** TEXT FOR ANALYSIS **

For evolution, ecology and behavior professor Alison Bell, asking big questions seems to be a lifelong habit.
As an undergraduate studying the history and philosophy of science at the University of Chicago, many of those questions were epistemological: How do we know what we know? How is knowledge distorted by our societal norms, prejudices, and blind spots?
She was also, on a more personal level, asking if she wanted to become a scientist.
As a child growing up in a rural area of northern California, she had always been interested in animals. Her parents thought she might become a vet, but her high school AP Biology textbook suggested a different path.
“Usually the last chapter of a biology textbook is where all the really good stuff is, that has to do with evolution and how behavior evolves,” Bell said. “I remember finishing that class and thinking that stuff at the end was the juiciest stuff. That was what I wanted to study.
“When I got to college I snuck into an animal behavior class that I didn’t have the prerequisites for. And I promised myself that if I got at least an A- I would talk to the instructor at the end of the class.”
She got the grade, she talked to professor Lynne Houck, and the “amazing mentorship” of Houck and other faculty members helped Bell make the leap to studying and practicing science.

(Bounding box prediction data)

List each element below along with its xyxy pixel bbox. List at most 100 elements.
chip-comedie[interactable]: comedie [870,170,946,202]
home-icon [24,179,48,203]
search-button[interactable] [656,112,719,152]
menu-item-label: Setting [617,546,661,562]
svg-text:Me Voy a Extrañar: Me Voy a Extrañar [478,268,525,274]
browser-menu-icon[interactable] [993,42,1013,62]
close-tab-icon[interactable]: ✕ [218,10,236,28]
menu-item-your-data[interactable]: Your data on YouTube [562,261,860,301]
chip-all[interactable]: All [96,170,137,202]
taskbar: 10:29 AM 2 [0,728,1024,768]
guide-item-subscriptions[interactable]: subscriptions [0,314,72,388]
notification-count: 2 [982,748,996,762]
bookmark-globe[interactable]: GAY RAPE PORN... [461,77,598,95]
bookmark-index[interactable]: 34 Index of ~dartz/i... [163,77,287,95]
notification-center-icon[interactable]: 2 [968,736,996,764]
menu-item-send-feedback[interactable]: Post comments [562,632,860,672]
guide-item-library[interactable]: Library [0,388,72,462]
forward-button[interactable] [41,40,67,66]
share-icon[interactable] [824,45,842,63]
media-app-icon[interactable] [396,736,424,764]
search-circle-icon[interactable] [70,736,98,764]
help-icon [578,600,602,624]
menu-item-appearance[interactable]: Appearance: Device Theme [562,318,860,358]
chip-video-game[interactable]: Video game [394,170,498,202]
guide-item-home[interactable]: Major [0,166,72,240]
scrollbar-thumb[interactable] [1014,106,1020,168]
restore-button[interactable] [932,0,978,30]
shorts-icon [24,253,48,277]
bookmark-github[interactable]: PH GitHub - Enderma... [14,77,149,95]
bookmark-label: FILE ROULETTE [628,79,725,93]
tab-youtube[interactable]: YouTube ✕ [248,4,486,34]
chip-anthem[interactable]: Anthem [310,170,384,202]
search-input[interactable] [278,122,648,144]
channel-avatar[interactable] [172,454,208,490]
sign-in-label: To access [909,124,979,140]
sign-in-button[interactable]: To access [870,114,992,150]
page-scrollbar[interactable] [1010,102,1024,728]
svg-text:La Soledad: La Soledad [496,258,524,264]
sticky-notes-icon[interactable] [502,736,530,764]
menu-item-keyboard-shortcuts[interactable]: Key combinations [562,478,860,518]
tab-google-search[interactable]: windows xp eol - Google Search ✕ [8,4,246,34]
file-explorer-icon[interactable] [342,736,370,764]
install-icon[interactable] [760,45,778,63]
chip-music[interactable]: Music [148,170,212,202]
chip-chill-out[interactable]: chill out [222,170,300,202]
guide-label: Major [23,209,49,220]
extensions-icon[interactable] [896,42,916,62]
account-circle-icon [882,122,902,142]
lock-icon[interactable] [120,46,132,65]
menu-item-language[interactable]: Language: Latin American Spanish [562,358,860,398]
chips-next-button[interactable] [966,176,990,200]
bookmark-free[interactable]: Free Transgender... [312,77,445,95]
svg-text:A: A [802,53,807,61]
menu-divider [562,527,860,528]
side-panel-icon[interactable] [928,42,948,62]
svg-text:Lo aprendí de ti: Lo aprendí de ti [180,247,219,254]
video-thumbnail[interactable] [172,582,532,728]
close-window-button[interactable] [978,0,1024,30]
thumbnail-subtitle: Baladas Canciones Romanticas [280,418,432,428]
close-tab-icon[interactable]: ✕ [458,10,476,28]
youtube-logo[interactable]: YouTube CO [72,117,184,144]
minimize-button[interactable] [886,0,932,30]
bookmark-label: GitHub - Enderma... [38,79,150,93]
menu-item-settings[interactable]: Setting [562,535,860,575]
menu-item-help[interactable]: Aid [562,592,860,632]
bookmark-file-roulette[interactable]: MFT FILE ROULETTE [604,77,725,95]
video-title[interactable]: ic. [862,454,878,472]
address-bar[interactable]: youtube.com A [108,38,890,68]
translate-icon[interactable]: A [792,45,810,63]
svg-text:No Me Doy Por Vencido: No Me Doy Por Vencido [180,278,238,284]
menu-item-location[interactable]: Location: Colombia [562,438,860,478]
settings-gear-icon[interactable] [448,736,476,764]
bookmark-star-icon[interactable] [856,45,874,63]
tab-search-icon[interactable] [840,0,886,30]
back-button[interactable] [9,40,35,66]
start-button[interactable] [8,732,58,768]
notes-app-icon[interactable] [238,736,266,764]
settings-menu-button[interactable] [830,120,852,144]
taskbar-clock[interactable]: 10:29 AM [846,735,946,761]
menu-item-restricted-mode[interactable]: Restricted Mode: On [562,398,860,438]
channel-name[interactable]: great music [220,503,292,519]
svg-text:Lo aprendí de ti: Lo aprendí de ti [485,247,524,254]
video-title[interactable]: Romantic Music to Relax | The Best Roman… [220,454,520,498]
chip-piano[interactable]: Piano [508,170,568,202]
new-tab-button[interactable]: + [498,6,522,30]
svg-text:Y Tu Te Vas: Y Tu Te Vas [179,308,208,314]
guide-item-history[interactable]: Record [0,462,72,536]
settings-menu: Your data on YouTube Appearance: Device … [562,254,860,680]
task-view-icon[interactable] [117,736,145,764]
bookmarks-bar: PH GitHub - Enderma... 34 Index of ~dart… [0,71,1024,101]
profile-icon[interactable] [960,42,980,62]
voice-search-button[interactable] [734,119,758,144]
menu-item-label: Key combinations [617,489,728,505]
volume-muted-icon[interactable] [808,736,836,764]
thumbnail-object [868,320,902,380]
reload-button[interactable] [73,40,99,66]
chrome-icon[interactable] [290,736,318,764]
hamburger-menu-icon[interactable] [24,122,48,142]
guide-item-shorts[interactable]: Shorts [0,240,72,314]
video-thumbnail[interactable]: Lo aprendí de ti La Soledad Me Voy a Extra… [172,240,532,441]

** REQUIREMENT 1 **
According to the profile of Alison Bell, why did her high school AP Biology textbook point her toward a path other than becoming a vet?
** REQUIREMENT 2 **
Name each thing that the profile of Alison Bell says can distort knowledge.
** REQUIREMENT 3 **
Pick up the profile of Alison Bell after its final sentence and carry it forward.

** TASK OUTPUT 1 **
The last chapter of the textbook covered evolution and how behavior evolves, which she found to be the "juiciest stuff." Finishing that class, she decided that this was what she wanted to study.

** TASK OUTPUT 2 **
Societal norms, prejudices, and blind spots.

** TASK OUTPUT 3 **
Today she leads a research team that seeks answers to a fundamental question: Why do individuals behave differently from one another?
“Think about your own pets. They have a distinctiveness to their behavior. They have an element of uniqueness that they carry with them through situations and over time,” Bell said. “Why is there this variation? From an evolutionary point of view, we think of natural selection as being a force that sort of removes that individual variation. So what keeps that variation around?”
Bell’s team pursues answers to these big questions by closely studying the relatively small stickleback fish. Three-spined stickleback, which reach a max of about 4 inches in length, are widely distributed in both fresh and marine waters in the Northern Hemisphere. The species has long been of interest to animal behaviorists because of what Bell calls on her website their “rich behavioral repertoire,” including individual variation in behaviors that can also be found in human beings, such as risk taking and aggressiveness.
“They do everything, and they do it in such interesting ways,” she said. “They are a way of condensing a particular problem into a very tractable system.”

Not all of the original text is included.